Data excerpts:
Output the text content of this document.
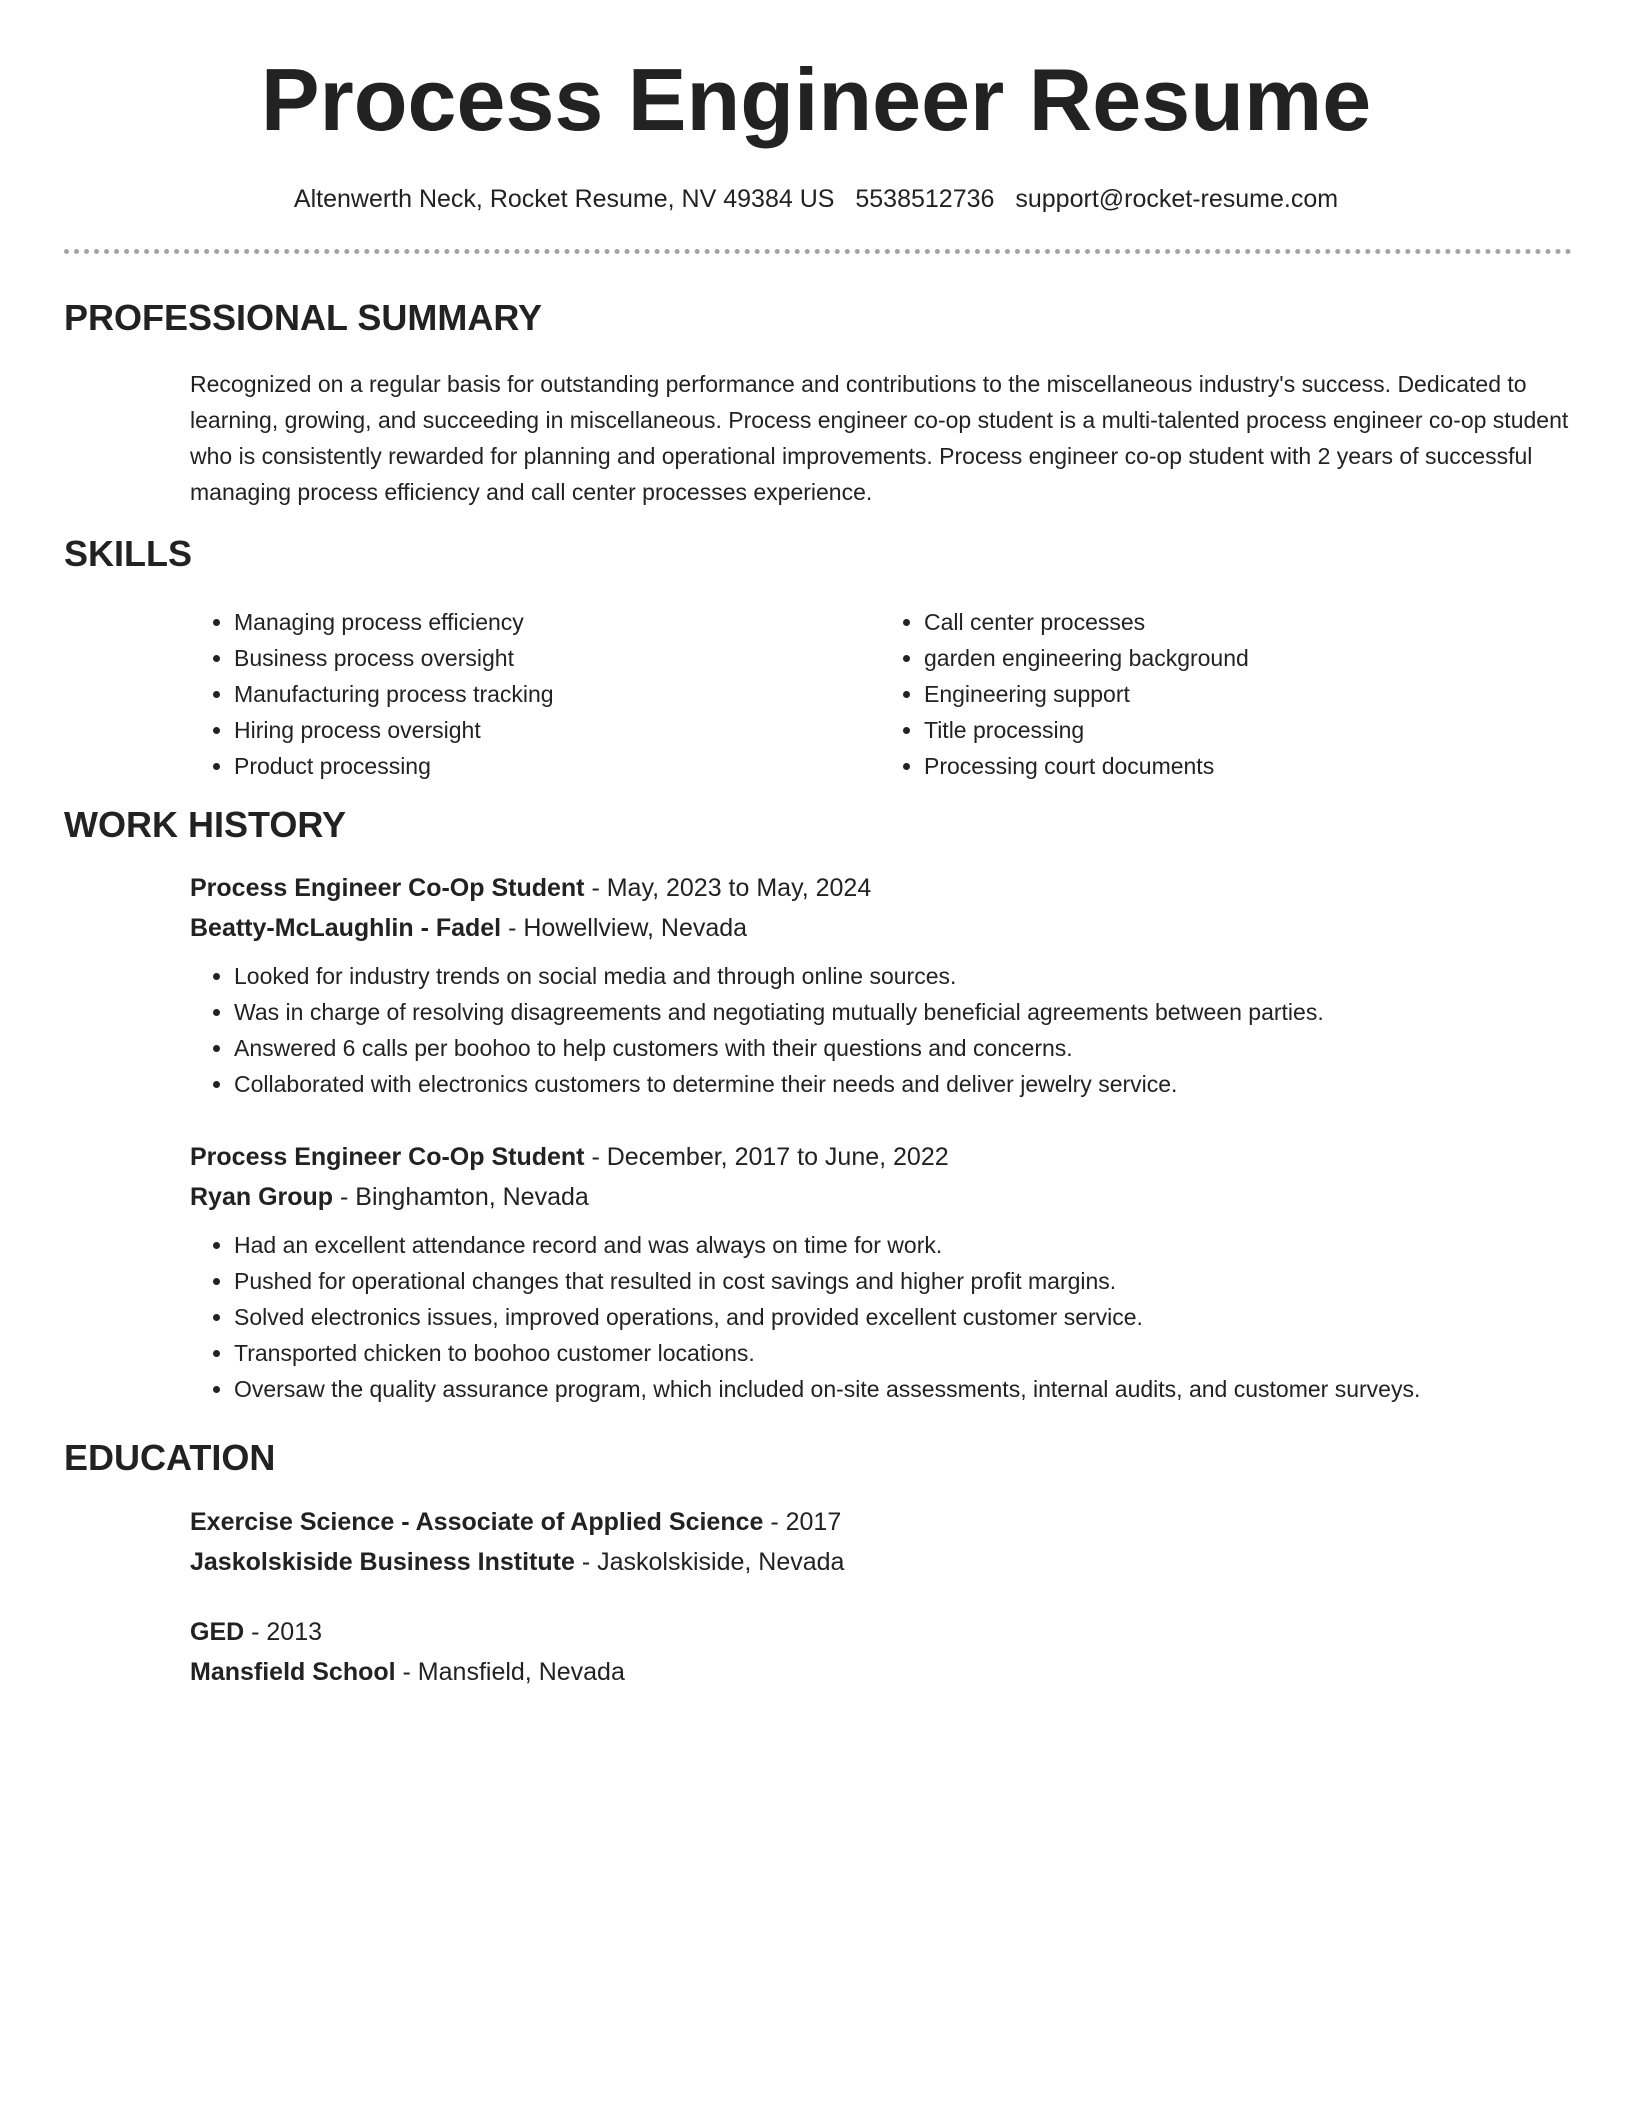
Process Engineer Resume
Altenwerth Neck, Rocket Resume, NV 49384 US 5538512736 support@rocket-resume.com
PROFESSIONAL SUMMARY

Recognized on a regular basis for outstanding performance and contributions to the miscellaneous industry's success. Dedicated to learning, growing, and succeeding in miscellaneous. Process engineer co-op student is a multi-talented process engineer co-op student who is consistently rewarded for planning and operational improvements. Process engineer co-op student with 2 years of successful managing process efficiency and call center processes experience.

SKILLS
• Managing process efficiency
• Business process oversight
• Manufacturing process tracking
• Hiring process oversight
• Product processing
• Call center processes
• garden engineering background
• Engineering support
• Title processing
• Processing court documents
WORK HISTORY
Process Engineer Co-Op Student - May, 2023 to May, 2024
Beatty-McLaughlin - Fadel - Howellview, Nevada
• Looked for industry trends on social media and through online sources.
• Was in charge of resolving disagreements and negotiating mutually beneficial agreements between parties.
• Answered 6 calls per boohoo to help customers with their questions and concerns.
• Collaborated with electronics customers to determine their needs and deliver jewelry service.
Process Engineer Co-Op Student - December, 2017 to June, 2022
Ryan Group - Binghamton, Nevada
• Had an excellent attendance record and was always on time for work.
• Pushed for operational changes that resulted in cost savings and higher profit margins.
• Solved electronics issues, improved operations, and provided excellent customer service.
• Transported chicken to boohoo customer locations.
• Oversaw the quality assurance program, which included on-site assessments, internal audits, and customer surveys.
EDUCATION
Exercise Science - Associate of Applied Science - 2017
Jaskolskiside Business Institute - Jaskolskiside, Nevada
GED - 2013
Mansfield School - Mansfield, Nevada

# Instructions for the task
Set the entries down again exactly. Do not include the images.

# Finished exercise
Output the text content of this document.
Process Engineer Resume
Altenwerth Neck, Rocket Resume, NV 49384 US 5538512736 support@rocket-resume.com
PROFESSIONAL SUMMARY

Recognized on a regular basis for outstanding performance and contributions to the miscellaneous industry's success. Dedicated to learning, growing, and succeeding in miscellaneous. Process engineer co-op student is a multi-talented process engineer co-op student who is consistently rewarded for planning and operational improvements. Process engineer co-op student with 2 years of successful managing process efficiency and call center processes experience.

SKILLS
• Managing process efficiency
• Business process oversight
• Manufacturing process tracking
• Hiring process oversight
• Product processing
• Call center processes
• garden engineering background
• Engineering support
• Title processing
• Processing court documents
WORK HISTORY
Process Engineer Co-Op Student - May, 2023 to May, 2024
Beatty-McLaughlin - Fadel - Howellview, Nevada
• Looked for industry trends on social media and through online sources.
• Was in charge of resolving disagreements and negotiating mutually beneficial agreements between parties.
• Answered 6 calls per boohoo to help customers with their questions and concerns.
• Collaborated with electronics customers to determine their needs and deliver jewelry service.
Process Engineer Co-Op Student - December, 2017 to June, 2022
Ryan Group - Binghamton, Nevada
• Had an excellent attendance record and was always on time for work.
• Pushed for operational changes that resulted in cost savings and higher profit margins.
• Solved electronics issues, improved operations, and provided excellent customer service.
• Transported chicken to boohoo customer locations.
• Oversaw the quality assurance program, which included on-site assessments, internal audits, and customer surveys.
EDUCATION
Exercise Science - Associate of Applied Science - 2017
Jaskolskiside Business Institute - Jaskolskiside, Nevada
GED - 2013
Mansfield School - Mansfield, Nevada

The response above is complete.